◆ To be done
Report only the number of lines in this material that include "分析句子结构可知".

Data entries
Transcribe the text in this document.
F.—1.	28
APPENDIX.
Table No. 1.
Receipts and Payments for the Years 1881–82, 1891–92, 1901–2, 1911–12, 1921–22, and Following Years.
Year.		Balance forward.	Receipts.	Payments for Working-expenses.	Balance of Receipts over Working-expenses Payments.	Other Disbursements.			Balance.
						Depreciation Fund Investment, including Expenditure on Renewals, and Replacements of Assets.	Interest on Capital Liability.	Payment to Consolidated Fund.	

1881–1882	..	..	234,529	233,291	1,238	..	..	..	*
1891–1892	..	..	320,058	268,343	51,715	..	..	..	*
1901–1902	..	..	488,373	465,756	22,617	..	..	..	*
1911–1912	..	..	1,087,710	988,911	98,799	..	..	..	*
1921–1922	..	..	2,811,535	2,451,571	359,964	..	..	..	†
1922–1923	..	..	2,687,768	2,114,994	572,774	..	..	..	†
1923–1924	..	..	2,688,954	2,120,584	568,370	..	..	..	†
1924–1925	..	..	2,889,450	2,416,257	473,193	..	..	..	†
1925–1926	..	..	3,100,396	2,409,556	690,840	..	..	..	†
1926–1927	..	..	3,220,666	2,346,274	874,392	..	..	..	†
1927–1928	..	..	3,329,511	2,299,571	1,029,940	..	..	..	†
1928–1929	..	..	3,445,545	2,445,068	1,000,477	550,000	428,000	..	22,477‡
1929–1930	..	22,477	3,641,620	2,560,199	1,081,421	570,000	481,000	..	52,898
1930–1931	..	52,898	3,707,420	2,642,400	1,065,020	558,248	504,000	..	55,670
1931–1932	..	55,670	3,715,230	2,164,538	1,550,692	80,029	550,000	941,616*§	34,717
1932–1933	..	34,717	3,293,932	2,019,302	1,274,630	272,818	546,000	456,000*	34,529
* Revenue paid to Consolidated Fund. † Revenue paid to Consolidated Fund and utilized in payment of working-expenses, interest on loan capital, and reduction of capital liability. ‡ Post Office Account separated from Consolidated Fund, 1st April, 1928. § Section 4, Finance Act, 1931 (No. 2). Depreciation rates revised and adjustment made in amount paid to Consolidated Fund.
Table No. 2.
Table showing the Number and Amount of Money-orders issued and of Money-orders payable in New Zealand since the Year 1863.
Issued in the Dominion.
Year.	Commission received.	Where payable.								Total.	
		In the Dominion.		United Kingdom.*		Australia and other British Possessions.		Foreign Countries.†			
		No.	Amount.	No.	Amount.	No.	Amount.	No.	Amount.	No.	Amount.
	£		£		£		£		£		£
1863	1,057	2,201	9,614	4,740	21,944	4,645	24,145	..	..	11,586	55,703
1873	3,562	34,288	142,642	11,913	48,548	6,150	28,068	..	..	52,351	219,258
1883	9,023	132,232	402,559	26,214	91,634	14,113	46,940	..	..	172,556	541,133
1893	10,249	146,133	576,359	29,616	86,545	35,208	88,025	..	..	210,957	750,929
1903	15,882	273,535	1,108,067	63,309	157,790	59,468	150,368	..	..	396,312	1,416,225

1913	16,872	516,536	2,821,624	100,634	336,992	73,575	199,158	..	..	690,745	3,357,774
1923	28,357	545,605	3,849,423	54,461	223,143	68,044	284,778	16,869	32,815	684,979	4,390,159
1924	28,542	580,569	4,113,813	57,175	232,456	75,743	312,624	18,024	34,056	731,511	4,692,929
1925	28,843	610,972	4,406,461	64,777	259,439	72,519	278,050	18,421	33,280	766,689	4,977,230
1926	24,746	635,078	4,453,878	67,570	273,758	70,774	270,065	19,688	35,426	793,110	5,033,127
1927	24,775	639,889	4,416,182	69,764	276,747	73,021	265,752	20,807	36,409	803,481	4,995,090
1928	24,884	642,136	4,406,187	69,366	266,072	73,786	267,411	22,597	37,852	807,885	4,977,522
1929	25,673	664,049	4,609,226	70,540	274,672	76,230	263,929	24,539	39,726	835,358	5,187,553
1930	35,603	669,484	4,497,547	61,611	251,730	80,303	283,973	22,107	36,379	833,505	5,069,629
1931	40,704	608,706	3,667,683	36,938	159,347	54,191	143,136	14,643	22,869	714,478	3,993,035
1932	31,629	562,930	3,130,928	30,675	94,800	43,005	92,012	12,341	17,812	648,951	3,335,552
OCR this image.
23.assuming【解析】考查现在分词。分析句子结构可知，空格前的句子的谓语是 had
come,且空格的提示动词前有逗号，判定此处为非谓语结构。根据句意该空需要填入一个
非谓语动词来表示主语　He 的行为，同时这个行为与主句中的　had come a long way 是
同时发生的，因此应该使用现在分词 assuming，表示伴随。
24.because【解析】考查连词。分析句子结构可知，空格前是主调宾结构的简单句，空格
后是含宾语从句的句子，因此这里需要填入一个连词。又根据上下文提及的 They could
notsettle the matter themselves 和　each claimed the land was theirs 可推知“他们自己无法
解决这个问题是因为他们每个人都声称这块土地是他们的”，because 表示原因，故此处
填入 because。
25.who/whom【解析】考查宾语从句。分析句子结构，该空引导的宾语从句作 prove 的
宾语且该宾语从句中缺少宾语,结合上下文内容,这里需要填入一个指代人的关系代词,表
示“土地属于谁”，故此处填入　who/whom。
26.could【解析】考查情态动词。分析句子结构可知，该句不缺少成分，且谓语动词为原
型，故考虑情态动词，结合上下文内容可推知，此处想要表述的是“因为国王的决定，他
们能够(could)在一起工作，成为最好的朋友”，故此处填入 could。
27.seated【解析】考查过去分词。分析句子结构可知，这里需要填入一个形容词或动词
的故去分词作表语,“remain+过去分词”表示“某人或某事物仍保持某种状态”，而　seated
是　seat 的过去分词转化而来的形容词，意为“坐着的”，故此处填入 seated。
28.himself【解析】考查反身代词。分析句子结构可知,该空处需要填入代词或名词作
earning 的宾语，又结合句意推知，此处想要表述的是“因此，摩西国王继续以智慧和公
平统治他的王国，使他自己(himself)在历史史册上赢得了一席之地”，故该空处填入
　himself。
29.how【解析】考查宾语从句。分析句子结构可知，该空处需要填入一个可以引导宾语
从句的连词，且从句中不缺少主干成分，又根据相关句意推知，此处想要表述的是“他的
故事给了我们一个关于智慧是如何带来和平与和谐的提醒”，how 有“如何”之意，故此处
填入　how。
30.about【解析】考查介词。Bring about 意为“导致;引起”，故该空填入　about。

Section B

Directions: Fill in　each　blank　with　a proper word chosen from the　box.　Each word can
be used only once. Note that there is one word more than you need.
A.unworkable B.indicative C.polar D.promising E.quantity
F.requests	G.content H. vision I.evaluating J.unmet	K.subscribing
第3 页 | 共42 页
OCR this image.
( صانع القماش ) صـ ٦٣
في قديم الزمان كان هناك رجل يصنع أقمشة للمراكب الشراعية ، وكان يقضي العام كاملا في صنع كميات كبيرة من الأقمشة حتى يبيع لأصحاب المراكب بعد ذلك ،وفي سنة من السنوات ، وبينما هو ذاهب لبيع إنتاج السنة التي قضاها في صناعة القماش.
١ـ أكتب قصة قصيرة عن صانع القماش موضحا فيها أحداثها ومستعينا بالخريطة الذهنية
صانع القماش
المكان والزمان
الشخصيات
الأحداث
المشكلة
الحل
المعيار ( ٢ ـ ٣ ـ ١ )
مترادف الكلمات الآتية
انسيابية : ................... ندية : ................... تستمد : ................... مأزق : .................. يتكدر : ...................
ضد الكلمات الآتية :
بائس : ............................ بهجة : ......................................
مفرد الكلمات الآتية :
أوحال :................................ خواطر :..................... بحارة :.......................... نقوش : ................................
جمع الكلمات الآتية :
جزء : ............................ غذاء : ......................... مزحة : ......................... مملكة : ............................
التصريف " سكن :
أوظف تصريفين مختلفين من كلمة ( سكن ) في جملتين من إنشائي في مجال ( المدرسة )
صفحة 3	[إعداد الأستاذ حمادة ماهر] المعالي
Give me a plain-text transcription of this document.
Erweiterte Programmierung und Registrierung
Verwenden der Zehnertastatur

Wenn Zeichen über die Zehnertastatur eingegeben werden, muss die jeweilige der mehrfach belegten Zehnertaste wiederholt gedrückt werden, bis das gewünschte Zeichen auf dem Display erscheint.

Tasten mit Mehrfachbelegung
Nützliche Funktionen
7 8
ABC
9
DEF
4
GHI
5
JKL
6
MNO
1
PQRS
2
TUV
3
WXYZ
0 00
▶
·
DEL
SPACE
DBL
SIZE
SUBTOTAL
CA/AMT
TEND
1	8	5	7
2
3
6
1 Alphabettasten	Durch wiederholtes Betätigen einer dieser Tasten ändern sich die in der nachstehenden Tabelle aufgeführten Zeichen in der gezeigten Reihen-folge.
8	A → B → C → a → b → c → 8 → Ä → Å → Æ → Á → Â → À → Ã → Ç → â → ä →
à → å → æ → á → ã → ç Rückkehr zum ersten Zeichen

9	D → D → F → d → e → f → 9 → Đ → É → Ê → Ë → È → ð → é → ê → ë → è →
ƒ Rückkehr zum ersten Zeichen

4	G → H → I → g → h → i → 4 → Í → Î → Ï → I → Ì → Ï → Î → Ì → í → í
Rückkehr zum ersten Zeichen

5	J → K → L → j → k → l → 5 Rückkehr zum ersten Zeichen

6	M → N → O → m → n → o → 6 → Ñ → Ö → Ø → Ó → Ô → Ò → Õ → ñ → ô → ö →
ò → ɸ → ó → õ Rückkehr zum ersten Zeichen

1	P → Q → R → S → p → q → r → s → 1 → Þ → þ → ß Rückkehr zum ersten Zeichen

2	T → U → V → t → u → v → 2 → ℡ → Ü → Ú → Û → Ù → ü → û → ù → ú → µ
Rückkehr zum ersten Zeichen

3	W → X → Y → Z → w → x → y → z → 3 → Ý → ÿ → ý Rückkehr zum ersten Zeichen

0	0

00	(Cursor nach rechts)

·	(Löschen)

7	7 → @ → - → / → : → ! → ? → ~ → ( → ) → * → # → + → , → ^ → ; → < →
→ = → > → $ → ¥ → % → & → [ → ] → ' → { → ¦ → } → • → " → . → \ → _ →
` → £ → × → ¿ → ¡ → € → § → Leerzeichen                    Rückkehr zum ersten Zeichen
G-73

◆ The output
6